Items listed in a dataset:

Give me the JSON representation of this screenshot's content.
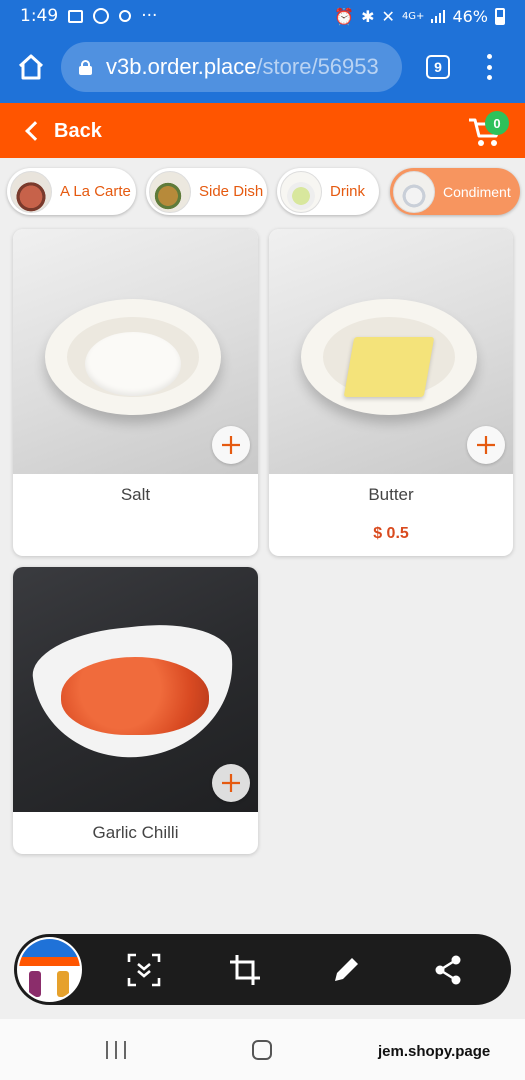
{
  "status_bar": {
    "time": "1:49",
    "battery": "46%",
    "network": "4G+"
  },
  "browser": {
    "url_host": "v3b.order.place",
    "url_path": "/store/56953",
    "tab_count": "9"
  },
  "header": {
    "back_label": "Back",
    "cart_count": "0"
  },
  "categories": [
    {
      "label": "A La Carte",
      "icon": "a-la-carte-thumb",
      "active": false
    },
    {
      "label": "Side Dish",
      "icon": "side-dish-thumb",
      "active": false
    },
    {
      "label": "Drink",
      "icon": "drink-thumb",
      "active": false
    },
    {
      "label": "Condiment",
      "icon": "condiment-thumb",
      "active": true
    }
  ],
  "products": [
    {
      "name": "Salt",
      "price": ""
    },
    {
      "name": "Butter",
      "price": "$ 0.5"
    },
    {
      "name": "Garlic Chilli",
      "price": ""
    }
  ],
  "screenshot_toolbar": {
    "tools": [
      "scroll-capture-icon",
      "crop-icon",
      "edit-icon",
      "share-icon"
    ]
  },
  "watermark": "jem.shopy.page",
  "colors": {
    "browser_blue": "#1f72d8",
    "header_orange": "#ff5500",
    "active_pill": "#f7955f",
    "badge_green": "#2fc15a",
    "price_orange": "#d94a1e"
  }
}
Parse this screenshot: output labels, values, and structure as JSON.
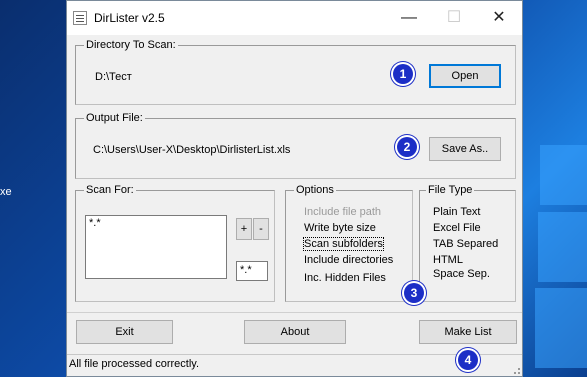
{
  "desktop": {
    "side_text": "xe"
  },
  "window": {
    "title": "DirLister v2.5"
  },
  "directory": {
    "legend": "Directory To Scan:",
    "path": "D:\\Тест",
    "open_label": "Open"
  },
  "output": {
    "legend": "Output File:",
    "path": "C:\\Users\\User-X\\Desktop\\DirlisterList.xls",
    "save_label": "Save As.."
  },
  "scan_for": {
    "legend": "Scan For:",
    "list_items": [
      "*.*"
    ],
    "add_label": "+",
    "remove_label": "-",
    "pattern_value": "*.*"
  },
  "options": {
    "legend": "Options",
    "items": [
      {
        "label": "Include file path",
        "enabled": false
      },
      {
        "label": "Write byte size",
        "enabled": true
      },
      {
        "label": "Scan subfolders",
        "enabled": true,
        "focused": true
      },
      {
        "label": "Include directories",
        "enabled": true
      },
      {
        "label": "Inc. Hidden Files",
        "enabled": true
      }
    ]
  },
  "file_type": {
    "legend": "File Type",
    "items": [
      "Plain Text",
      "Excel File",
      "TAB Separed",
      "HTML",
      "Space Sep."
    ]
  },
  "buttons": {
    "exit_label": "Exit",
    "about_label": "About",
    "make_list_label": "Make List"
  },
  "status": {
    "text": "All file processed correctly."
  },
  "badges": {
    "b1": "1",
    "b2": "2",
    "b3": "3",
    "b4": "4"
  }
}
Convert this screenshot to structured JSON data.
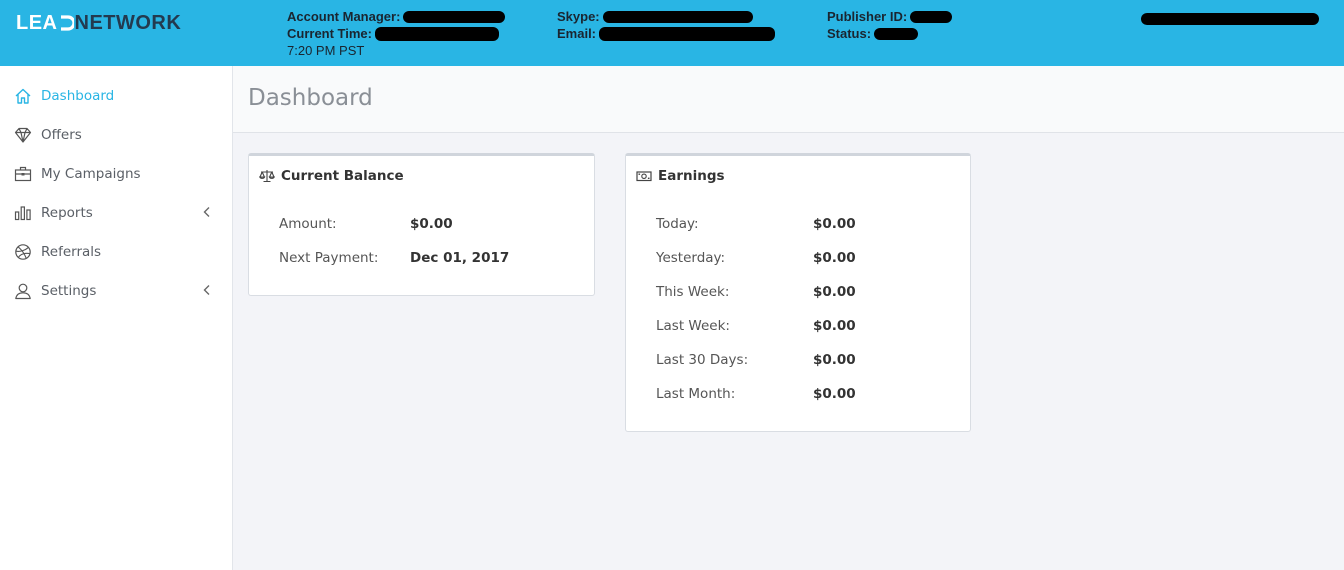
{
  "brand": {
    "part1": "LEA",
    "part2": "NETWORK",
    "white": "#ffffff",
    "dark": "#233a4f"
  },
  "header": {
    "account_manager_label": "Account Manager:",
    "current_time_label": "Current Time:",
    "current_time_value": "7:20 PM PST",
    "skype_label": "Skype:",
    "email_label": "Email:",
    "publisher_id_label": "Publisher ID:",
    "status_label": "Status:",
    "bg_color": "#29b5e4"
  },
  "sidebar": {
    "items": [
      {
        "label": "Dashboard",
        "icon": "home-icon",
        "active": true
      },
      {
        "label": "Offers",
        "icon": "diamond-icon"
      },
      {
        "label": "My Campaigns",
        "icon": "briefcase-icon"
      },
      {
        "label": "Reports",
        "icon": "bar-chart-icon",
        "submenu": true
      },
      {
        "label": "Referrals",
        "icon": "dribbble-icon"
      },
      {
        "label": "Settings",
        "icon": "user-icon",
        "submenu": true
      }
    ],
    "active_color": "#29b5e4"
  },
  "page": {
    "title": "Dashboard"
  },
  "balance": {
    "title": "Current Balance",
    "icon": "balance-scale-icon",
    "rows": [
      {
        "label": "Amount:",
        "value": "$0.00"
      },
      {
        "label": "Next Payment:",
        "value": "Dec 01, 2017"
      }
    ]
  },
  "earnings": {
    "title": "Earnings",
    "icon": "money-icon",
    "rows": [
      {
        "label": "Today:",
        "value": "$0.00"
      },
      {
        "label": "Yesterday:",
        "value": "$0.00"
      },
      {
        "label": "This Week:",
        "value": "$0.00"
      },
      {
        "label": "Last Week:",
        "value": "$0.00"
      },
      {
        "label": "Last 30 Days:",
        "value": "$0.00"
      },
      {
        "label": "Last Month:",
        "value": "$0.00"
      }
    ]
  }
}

■ EXERCISE OBJECTIVE:
Go back to the records above and write them out exactly, without the pictures.

■ OUTPUT:
Give me the JSON representation of this screenshot's content.
{
  "status_bar": {
    "time": "1:49",
    "battery": "46%",
    "network": "4G+"
  },
  "browser": {
    "url_host": "v3b.order.place",
    "url_path": "/store/56953",
    "tab_count": "9"
  },
  "header": {
    "back_label": "Back",
    "cart_count": "0"
  },
  "categories": [
    {
      "label": "A La Carte",
      "icon": "a-la-carte-thumb",
      "active": false
    },
    {
      "label": "Side Dish",
      "icon": "side-dish-thumb",
      "active": false
    },
    {
      "label": "Drink",
      "icon": "drink-thumb",
      "active": false
    },
    {
      "label": "Condiment",
      "icon": "condiment-thumb",
      "active": true
    }
  ],
  "products": [
    {
      "name": "Salt",
      "price": ""
    },
    {
      "name": "Butter",
      "price": "$ 0.5"
    },
    {
      "name": "Garlic Chilli",
      "price": ""
    }
  ],
  "screenshot_toolbar": {
    "tools": [
      "scroll-capture-icon",
      "crop-icon",
      "edit-icon",
      "share-icon"
    ]
  },
  "watermark": "jem.shopy.page",
  "colors": {
    "browser_blue": "#1f72d8",
    "header_orange": "#ff5500",
    "active_pill": "#f7955f",
    "badge_green": "#2fc15a",
    "price_orange": "#d94a1e"
  }
}
Parse this screenshot: output labels, values, and structure as JSON.
{
  "desktop": {
    "side_text": "xe"
  },
  "window": {
    "title": "DirLister v2.5"
  },
  "directory": {
    "legend": "Directory To Scan:",
    "path": "D:\\Тест",
    "open_label": "Open"
  },
  "output": {
    "legend": "Output File:",
    "path": "C:\\Users\\User-X\\Desktop\\DirlisterList.xls",
    "save_label": "Save As.."
  },
  "scan_for": {
    "legend": "Scan For:",
    "list_items": [
      "*.*"
    ],
    "add_label": "+",
    "remove_label": "-",
    "pattern_value": "*.*"
  },
  "options": {
    "legend": "Options",
    "items": [
      {
        "label": "Include file path",
        "enabled": false
      },
      {
        "label": "Write byte size",
        "enabled": true
      },
      {
        "label": "Scan subfolders",
        "enabled": true,
        "focused": true
      },
      {
        "label": "Include directories",
        "enabled": true
      },
      {
        "label": "Inc. Hidden Files",
        "enabled": true
      }
    ]
  },
  "file_type": {
    "legend": "File Type",
    "items": [
      "Plain Text",
      "Excel File",
      "TAB Separed",
      "HTML",
      "Space Sep."
    ]
  },
  "buttons": {
    "exit_label": "Exit",
    "about_label": "About",
    "make_list_label": "Make List"
  },
  "status": {
    "text": "All file processed correctly."
  },
  "badges": {
    "b1": "1",
    "b2": "2",
    "b3": "3",
    "b4": "4"
  }
}
Convert this screenshot to structured JSON data.
{
  "brand": {
    "part1": "LEA",
    "part2": "NETWORK",
    "white": "#ffffff",
    "dark": "#233a4f"
  },
  "header": {
    "account_manager_label": "Account Manager:",
    "current_time_label": "Current Time:",
    "current_time_value": "7:20 PM PST",
    "skype_label": "Skype:",
    "email_label": "Email:",
    "publisher_id_label": "Publisher ID:",
    "status_label": "Status:",
    "bg_color": "#29b5e4"
  },
  "sidebar": {
    "items": [
      {
        "label": "Dashboard",
        "icon": "home-icon",
        "active": true
      },
      {
        "label": "Offers",
        "icon": "diamond-icon"
      },
      {
        "label": "My Campaigns",
        "icon": "briefcase-icon"
      },
      {
        "label": "Reports",
        "icon": "bar-chart-icon",
        "submenu": true
      },
      {
        "label": "Referrals",
        "icon": "dribbble-icon"
      },
      {
        "label": "Settings",
        "icon": "user-icon",
        "submenu": true
      }
    ],
    "active_color": "#29b5e4"
  },
  "page": {
    "title": "Dashboard"
  },
  "balance": {
    "title": "Current Balance",
    "icon": "balance-scale-icon",
    "rows": [
      {
        "label": "Amount:",
        "value": "$0.00"
      },
      {
        "label": "Next Payment:",
        "value": "Dec 01, 2017"
      }
    ]
  },
  "earnings": {
    "title": "Earnings",
    "icon": "money-icon",
    "rows": [
      {
        "label": "Today:",
        "value": "$0.00"
      },
      {
        "label": "Yesterday:",
        "value": "$0.00"
      },
      {
        "label": "This Week:",
        "value": "$0.00"
      },
      {
        "label": "Last Week:",
        "value": "$0.00"
      },
      {
        "label": "Last 30 Days:",
        "value": "$0.00"
      },
      {
        "label": "Last Month:",
        "value": "$0.00"
      }
    ]
  }
}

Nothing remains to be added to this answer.